◆ WRITTEN REQUEST 1: Reproduce the rows from a data source, starting with the row that contains "y-axis: 0% 20%" and ending with the row that contains "x-tick-label: 2020 bbox=[689, 459, 718, 472]", both included, without changing anything.

◆ PASSAGE:

#MeToo makes a difference in sex-crime reporting, study shows

The #MeToo movement caused a 7% increase in sex-crimes reporting in the United States from October to December 2017, according to new research.
A police incident report with a #MeToo post it note

(Photo credit: Dan Renzetti)

The #MeToo movement has raised awareness of sexual misconduct and exposed several high-profile cases of predatory behavior by powerful men — and also driven a significant increase in the reporting of sex crimes in the United States and abroad, according to a study by Yale researchers.

Ro’ee Levy and Martin Mattsson, doctoral candidates in Yale’s economics department, have published a working paper showing that #MeToo caused a 7% increase in sex-crimes reporting in the United States from October to December 2017, the first three months after the movement launched on social media. This increase accounted for the reporting of about 4,600 additional crimes and was spread evenly across racial and socioeconomic groups.

The researchers also examined the movement’s effect in 24 countries belonging to the Organization for Economic Co-operation and Development (OECD) — a forum of democratic nations with free-market economies — and found that the movement caused a 14% increase in sex-crime reporting during that initial three-month period, representing an additional 11,600 reported cases in countries with strong #MeToo movements, such as Canada and Sweden. The movement’s effects persisted in the United States and internationally through 2018, according to the study. 

The #MeToo movement began with a social-media campaign in October 2017, following reports of sexual abuse allegations against movie mogul Harvey Weinstein. It is distinct from other major social movements in that it is not primarily focused on achieving major legislative victory, but rather seeks to alter social norms and change people’s behavior, the researchers said.

◆ WRITTEN REQUEST 2: Transcribe the article on #MeToo and sex-crime reporting word for word.

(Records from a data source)
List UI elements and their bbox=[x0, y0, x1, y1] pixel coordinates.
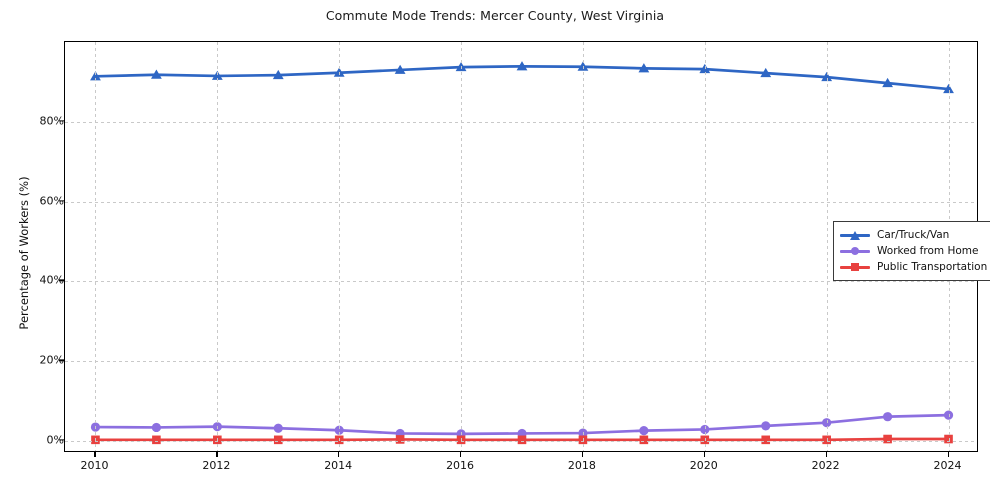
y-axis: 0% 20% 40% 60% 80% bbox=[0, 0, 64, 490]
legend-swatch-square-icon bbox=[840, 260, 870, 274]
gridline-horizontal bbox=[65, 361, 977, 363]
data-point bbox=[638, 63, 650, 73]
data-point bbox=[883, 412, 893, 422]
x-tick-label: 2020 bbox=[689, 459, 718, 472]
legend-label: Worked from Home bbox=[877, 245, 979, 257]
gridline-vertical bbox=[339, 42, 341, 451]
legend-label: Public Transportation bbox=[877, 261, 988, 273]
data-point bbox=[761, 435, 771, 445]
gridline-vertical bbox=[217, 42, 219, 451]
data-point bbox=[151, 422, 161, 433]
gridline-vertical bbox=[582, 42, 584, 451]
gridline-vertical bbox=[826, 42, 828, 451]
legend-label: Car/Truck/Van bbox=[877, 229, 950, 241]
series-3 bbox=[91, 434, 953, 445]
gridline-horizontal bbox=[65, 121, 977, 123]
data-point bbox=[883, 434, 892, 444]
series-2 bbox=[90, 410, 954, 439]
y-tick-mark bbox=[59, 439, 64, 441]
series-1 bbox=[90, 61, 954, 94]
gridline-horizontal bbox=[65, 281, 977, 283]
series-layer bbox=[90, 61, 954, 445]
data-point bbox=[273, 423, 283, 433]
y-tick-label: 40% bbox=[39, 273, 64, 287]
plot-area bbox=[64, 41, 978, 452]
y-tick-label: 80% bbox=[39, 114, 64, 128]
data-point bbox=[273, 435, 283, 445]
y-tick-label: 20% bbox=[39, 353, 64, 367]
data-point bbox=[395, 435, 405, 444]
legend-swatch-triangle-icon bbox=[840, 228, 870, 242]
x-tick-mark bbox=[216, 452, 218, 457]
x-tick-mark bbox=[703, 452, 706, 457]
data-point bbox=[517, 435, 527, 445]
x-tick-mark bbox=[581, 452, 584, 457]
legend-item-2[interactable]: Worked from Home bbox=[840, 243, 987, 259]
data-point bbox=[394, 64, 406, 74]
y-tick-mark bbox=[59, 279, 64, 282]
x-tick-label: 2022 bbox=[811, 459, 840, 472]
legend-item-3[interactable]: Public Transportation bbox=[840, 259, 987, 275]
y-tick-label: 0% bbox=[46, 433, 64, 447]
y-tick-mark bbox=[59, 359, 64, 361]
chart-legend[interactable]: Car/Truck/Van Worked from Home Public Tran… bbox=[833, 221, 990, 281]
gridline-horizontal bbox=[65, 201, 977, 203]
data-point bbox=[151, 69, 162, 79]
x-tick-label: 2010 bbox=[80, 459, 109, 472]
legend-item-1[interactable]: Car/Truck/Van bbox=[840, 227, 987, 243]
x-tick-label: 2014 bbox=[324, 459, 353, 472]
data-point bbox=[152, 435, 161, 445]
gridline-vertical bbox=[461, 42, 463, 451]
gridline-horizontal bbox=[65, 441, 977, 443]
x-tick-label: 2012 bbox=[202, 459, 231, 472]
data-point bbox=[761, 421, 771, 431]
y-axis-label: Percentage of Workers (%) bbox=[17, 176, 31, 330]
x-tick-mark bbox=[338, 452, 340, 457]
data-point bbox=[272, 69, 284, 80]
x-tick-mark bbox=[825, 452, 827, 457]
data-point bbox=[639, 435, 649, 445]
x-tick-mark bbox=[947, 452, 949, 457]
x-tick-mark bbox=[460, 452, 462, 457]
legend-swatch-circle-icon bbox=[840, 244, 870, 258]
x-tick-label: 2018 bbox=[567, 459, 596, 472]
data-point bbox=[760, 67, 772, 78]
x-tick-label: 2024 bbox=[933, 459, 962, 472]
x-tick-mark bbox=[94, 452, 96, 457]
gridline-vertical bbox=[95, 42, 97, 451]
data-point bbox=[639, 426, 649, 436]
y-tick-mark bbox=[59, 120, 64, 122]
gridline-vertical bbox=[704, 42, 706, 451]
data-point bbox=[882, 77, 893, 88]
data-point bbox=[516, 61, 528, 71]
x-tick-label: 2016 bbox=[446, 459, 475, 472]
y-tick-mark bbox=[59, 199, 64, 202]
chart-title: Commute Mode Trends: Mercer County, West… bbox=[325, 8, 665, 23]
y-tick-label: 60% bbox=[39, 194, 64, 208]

◆ EXERCISE OUTPUT 1:
y-axis: 0% 20% 40% 60% 80% bbox=[0, 0, 64, 490]
legend-swatch-square-icon bbox=[840, 260, 870, 274]
gridline-horizontal bbox=[65, 361, 977, 363]
data-point bbox=[638, 63, 650, 73]
data-point bbox=[883, 412, 893, 422]
x-tick-label: 2020 bbox=[689, 459, 718, 472]

◆ EXERCISE OUTPUT 2:
#MeToo makes a difference in sex-crime reporting, study shows

The #MeToo movement caused a 7% increase in sex-crimes reporting in the United States from October to December 2017, according to new research.
A police incident report with a #MeToo post it note

(Photo credit: Dan Renzetti)

The #MeToo movement has raised awareness of sexual misconduct and exposed several high-profile cases of predatory behavior by powerful men — and also driven a significant increase in the reporting of sex crimes in the United States and abroad, according to a study by Yale researchers.

Ro’ee Levy and Martin Mattsson, doctoral candidates in Yale’s economics department, have published a working paper showing that #MeToo caused a 7% increase in sex-crimes reporting in the United States from October to December 2017, the first three months after the movement launched on social media. This increase accounted for the reporting of about 4,600 additional crimes and was spread evenly across racial and socioeconomic groups.

The researchers also examined the movement’s effect in 24 countries belonging to the Organization for Economic Co-operation and Development (OECD) — a forum of democratic nations with free-market economies — and found that the movement caused a 14% increase in sex-crime reporting during that initial three-month period, representing an additional 11,600 reported cases in countries with strong #MeToo movements, such as Canada and Sweden. The movement’s effects persisted in the United States and internationally through 2018, according to the study. 

The #MeToo movement began with a social-media campaign in October 2017, following reports of sexual abuse allegations against movie mogul Harvey Weinstein. It is distinct from other major social movements in that it is not primarily focused on achieving major legislative victory, but rather seeks to alter social norms and change people’s behavior, the researchers said.